[YOUR TASK] The records that follow must be repeated verbatim, every one of them.

[Extracted records]
** Begin **
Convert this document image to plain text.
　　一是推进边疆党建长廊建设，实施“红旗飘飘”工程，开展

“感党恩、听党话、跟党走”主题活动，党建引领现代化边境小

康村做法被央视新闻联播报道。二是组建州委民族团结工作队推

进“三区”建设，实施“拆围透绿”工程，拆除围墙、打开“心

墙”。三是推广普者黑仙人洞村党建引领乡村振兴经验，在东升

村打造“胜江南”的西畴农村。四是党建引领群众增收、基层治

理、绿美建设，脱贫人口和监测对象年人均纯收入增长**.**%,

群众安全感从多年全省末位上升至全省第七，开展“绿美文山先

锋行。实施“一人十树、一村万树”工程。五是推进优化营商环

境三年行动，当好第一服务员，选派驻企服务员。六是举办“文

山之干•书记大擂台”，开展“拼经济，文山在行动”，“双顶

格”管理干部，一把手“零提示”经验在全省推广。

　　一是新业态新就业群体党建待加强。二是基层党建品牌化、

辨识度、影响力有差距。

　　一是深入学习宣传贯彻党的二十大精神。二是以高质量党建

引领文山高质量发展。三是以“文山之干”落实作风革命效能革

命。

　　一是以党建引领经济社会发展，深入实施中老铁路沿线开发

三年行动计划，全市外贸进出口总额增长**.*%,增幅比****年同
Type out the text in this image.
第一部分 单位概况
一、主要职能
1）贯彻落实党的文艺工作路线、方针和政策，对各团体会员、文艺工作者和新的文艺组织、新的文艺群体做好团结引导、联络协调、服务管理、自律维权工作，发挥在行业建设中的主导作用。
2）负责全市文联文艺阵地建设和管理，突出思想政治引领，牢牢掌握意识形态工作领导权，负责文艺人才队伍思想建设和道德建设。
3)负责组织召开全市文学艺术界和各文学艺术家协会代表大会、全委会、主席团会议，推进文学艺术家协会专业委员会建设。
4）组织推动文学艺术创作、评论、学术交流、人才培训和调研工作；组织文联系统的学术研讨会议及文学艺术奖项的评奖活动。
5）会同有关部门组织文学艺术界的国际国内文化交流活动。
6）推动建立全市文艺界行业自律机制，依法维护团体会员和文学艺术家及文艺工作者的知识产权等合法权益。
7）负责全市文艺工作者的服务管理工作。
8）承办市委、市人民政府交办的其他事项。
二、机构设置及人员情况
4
** End **
[THE COMPLETED TASK]
Convert this document image to plain text.
　　一是推进边疆党建长廊建设，实施“红旗飘飘”工程，开展

“感党恩、听党话、跟党走”主题活动，党建引领现代化边境小

康村做法被央视新闻联播报道。二是组建州委民族团结工作队推

进“三区”建设，实施“拆围透绿”工程，拆除围墙、打开“心

墙”。三是推广普者黑仙人洞村党建引领乡村振兴经验，在东升

村打造“胜江南”的西畴农村。四是党建引领群众增收、基层治

理、绿美建设，脱贫人口和监测对象年人均纯收入增长**.**%,

群众安全感从多年全省末位上升至全省第七，开展“绿美文山先

锋行。实施“一人十树、一村万树”工程。五是推进优化营商环

境三年行动，当好第一服务员，选派驻企服务员。六是举办“文

山之干•书记大擂台”，开展“拼经济，文山在行动”，“双顶

格”管理干部，一把手“零提示”经验在全省推广。

　　一是新业态新就业群体党建待加强。二是基层党建品牌化、

辨识度、影响力有差距。

　　一是深入学习宣传贯彻党的二十大精神。二是以高质量党建

引领文山高质量发展。三是以“文山之干”落实作风革命效能革

命。

　　一是以党建引领经济社会发展，深入实施中老铁路沿线开发

三年行动计划，全市外贸进出口总额增长**.*%,增幅比****年同
Type out the text in this image.
第一部分 单位概况
一、主要职能
1）贯彻落实党的文艺工作路线、方针和政策，对各团体会员、文艺工作者和新的文艺组织、新的文艺群体做好团结引导、联络协调、服务管理、自律维权工作，发挥在行业建设中的主导作用。
2）负责全市文联文艺阵地建设和管理，突出思想政治引领，牢牢掌握意识形态工作领导权，负责文艺人才队伍思想建设和道德建设。
3)负责组织召开全市文学艺术界和各文学艺术家协会代表大会、全委会、主席团会议，推进文学艺术家协会专业委员会建设。
4）组织推动文学艺术创作、评论、学术交流、人才培训和调研工作；组织文联系统的学术研讨会议及文学艺术奖项的评奖活动。
5）会同有关部门组织文学艺术界的国际国内文化交流活动。
6）推动建立全市文艺界行业自律机制，依法维护团体会员和文学艺术家及文艺工作者的知识产权等合法权益。
7）负责全市文艺工作者的服务管理工作。
8）承办市委、市人民政府交办的其他事项。
二、机构设置及人员情况
4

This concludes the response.